● **Written problem**: Print the listing as it stands, omitting all images.

● **Records shown**:
· · · ·
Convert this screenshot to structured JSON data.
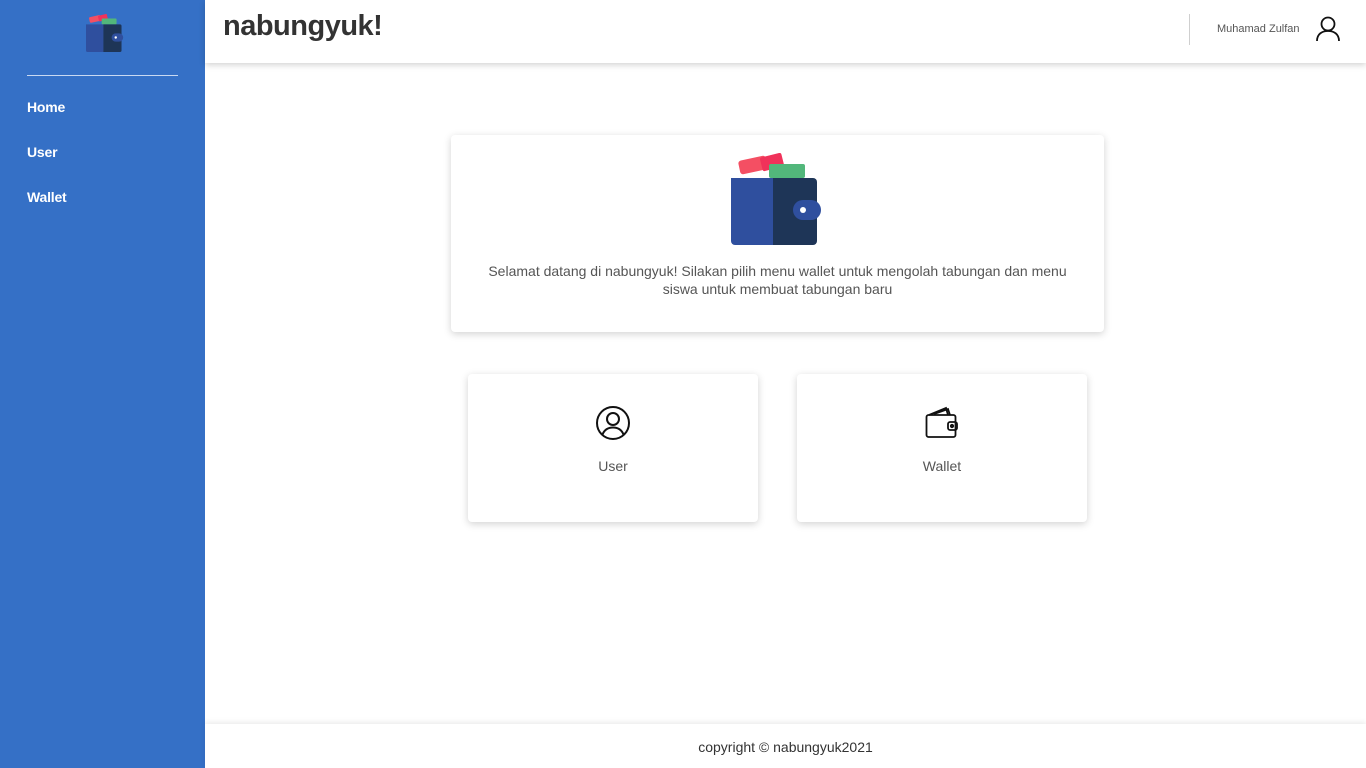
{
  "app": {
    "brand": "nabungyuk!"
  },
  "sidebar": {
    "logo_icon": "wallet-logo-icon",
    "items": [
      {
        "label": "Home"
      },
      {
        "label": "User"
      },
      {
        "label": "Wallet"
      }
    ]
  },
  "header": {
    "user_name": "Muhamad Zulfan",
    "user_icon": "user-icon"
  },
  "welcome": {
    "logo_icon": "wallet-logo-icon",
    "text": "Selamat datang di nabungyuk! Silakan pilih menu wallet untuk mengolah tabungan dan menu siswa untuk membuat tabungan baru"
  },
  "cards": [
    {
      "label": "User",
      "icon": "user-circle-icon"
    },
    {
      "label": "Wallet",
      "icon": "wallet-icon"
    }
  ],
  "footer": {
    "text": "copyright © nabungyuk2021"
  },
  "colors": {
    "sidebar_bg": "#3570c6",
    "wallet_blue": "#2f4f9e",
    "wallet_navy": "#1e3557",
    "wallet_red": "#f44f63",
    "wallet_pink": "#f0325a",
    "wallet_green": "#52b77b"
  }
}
· · · ·
● **Correct response**:
Convert this screenshot to structured JSON data.
{
  "app": {
    "brand": "nabungyuk!"
  },
  "sidebar": {
    "logo_icon": "wallet-logo-icon",
    "items": [
      {
        "label": "Home"
      },
      {
        "label": "User"
      },
      {
        "label": "Wallet"
      }
    ]
  },
  "header": {
    "user_name": "Muhamad Zulfan",
    "user_icon": "user-icon"
  },
  "welcome": {
    "logo_icon": "wallet-logo-icon",
    "text": "Selamat datang di nabungyuk! Silakan pilih menu wallet untuk mengolah tabungan dan menu siswa untuk membuat tabungan baru"
  },
  "cards": [
    {
      "label": "User",
      "icon": "user-circle-icon"
    },
    {
      "label": "Wallet",
      "icon": "wallet-icon"
    }
  ],
  "footer": {
    "text": "copyright © nabungyuk2021"
  },
  "colors": {
    "sidebar_bg": "#3570c6",
    "wallet_blue": "#2f4f9e",
    "wallet_navy": "#1e3557",
    "wallet_red": "#f44f63",
    "wallet_pink": "#f0325a",
    "wallet_green": "#52b77b"
  }
}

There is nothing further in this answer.